WORK TO DO —
Please pull out every line that includes the string "ylabel".

— BEGIN EXTRACTED DATA —

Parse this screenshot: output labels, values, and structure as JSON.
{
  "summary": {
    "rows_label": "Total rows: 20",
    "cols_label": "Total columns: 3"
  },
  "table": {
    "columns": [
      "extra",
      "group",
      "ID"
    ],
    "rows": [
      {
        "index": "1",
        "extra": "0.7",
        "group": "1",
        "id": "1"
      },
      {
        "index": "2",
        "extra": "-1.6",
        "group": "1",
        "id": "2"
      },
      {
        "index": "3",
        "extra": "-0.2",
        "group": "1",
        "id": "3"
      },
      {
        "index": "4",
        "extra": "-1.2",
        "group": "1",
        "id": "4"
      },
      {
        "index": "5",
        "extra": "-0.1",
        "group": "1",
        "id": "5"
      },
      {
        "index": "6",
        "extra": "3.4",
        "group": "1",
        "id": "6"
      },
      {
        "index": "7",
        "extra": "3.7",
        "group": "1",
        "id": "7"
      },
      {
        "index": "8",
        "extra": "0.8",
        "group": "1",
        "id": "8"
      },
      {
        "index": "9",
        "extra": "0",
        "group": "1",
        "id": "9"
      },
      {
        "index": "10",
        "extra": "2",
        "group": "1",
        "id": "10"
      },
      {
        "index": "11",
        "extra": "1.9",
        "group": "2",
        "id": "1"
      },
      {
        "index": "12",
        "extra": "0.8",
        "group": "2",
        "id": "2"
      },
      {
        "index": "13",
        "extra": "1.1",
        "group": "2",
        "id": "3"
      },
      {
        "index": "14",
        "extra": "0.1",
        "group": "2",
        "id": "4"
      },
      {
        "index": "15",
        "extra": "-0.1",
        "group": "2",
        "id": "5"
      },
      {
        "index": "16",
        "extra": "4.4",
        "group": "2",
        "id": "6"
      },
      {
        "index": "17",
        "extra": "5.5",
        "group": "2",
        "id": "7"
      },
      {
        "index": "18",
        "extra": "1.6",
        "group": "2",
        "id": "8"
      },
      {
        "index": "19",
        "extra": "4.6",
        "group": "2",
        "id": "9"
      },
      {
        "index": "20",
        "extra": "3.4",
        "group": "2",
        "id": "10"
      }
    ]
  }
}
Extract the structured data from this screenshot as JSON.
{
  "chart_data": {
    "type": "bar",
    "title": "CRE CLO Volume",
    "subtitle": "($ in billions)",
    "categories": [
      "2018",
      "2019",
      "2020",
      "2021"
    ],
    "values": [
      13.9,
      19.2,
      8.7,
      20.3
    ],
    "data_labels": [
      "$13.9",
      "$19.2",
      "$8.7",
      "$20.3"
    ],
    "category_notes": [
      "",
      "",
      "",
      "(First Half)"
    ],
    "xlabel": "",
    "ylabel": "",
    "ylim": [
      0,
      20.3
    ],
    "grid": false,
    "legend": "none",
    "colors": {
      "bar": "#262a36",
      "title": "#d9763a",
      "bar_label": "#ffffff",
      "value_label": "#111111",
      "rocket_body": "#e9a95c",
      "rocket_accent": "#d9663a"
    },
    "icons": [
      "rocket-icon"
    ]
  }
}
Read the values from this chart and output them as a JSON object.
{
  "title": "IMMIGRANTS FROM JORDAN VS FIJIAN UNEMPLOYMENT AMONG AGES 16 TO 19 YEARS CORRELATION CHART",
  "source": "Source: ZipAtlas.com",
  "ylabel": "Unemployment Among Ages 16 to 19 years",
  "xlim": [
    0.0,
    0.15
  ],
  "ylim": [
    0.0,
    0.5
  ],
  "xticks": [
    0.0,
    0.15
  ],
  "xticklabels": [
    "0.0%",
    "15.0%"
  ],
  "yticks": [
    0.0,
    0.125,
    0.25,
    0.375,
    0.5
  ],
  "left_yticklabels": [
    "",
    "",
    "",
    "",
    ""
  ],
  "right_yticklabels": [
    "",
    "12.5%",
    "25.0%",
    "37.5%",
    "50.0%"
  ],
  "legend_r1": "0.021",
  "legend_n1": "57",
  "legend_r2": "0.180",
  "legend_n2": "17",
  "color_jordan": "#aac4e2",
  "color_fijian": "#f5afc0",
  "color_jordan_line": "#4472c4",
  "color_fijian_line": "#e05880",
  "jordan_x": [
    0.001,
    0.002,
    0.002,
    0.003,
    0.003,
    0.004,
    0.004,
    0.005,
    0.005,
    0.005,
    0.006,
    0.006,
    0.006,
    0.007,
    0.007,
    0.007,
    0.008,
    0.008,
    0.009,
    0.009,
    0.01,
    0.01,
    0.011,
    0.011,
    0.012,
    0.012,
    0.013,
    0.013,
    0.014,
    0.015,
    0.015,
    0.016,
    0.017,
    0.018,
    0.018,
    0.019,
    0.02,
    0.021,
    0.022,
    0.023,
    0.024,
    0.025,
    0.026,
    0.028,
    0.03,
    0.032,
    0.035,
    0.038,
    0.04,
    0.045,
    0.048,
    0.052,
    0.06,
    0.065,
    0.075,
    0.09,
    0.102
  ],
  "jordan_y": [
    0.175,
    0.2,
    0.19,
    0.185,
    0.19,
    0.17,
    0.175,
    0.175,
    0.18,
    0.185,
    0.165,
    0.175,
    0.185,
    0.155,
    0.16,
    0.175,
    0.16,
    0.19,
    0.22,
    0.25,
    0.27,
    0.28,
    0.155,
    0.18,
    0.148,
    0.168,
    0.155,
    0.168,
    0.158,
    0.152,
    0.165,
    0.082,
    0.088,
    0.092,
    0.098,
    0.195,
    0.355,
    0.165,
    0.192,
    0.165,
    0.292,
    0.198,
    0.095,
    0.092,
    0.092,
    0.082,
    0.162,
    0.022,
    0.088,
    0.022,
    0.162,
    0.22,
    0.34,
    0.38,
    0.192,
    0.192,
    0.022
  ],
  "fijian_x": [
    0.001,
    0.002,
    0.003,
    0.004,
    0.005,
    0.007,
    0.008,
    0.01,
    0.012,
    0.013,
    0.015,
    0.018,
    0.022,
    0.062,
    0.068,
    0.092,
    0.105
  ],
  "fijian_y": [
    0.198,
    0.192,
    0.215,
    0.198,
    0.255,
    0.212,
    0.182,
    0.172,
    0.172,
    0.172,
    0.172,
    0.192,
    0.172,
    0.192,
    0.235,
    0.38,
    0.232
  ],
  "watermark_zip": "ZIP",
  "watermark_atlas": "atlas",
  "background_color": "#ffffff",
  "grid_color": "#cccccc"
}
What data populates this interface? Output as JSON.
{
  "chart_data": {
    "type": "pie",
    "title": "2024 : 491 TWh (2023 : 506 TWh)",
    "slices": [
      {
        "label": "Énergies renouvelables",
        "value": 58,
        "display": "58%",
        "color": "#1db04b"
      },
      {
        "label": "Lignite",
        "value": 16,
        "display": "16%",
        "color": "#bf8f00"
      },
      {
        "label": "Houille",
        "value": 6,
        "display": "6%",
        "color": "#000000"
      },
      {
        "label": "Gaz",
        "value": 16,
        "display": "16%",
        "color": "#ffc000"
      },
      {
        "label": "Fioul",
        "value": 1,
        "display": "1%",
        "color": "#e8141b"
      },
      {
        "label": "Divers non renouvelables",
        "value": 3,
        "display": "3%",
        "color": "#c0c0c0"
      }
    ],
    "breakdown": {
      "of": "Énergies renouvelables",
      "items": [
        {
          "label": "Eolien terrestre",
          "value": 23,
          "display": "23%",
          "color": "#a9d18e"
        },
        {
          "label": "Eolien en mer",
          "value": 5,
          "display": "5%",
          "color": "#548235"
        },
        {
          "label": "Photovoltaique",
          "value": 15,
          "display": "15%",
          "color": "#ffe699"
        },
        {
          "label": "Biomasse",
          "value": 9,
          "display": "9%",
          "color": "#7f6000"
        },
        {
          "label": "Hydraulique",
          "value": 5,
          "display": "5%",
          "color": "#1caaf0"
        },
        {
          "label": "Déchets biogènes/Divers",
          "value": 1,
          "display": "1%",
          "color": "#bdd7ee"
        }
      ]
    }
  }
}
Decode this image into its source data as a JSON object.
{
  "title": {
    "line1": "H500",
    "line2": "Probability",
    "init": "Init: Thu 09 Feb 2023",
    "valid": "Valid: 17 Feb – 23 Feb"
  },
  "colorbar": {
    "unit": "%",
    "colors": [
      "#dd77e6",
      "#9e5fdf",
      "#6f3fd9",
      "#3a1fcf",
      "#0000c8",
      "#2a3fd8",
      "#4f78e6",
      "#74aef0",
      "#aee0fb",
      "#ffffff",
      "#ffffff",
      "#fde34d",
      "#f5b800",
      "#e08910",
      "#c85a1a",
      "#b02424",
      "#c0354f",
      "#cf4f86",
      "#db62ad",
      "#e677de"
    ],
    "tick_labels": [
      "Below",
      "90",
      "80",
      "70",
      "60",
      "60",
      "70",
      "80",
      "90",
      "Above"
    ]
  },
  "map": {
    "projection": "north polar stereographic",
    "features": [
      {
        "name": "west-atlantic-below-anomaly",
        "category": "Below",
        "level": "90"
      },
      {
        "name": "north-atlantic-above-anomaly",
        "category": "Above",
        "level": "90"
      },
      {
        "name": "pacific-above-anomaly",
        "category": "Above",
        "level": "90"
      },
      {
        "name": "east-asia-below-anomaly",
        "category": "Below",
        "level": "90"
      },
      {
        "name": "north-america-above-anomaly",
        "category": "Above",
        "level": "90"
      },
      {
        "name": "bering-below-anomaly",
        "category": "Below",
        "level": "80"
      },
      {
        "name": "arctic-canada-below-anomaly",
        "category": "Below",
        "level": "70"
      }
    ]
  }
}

— END EXTRACTED DATA —

EXERCISE SOLUTION —
    "ylabel": "",
  "ylabel": "Unemployment Among Ages 16 to 19 years",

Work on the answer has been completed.